Data lines:
►

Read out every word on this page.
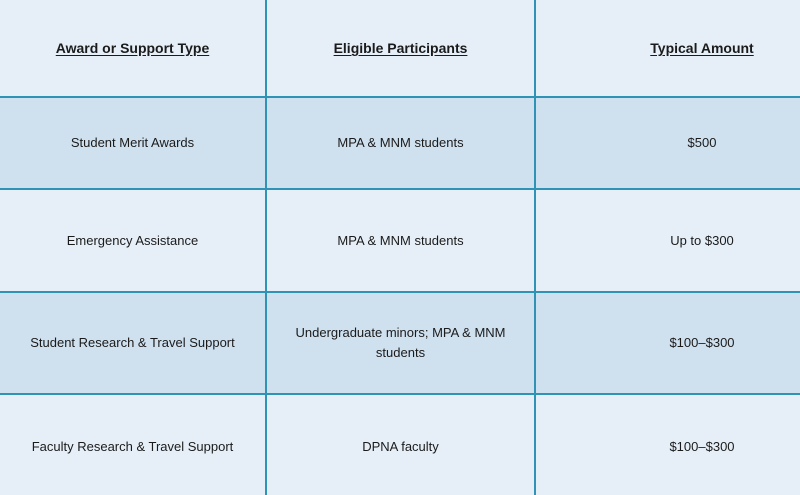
Award or Support Type	Eligible Participants	Typical Amount
Student Merit Awards	MPA & MNM students	$500
Emergency Assistance	MPA & MNM students	Up to $300
Student Research & Travel Support	Undergraduate minors; MPA & MNM students	$100–$300
Faculty Research & Travel Support	DPNA faculty	$100–$300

◄

What is the number of lines in the records that contain the string "students"? Give only that number.

Exercise response: 3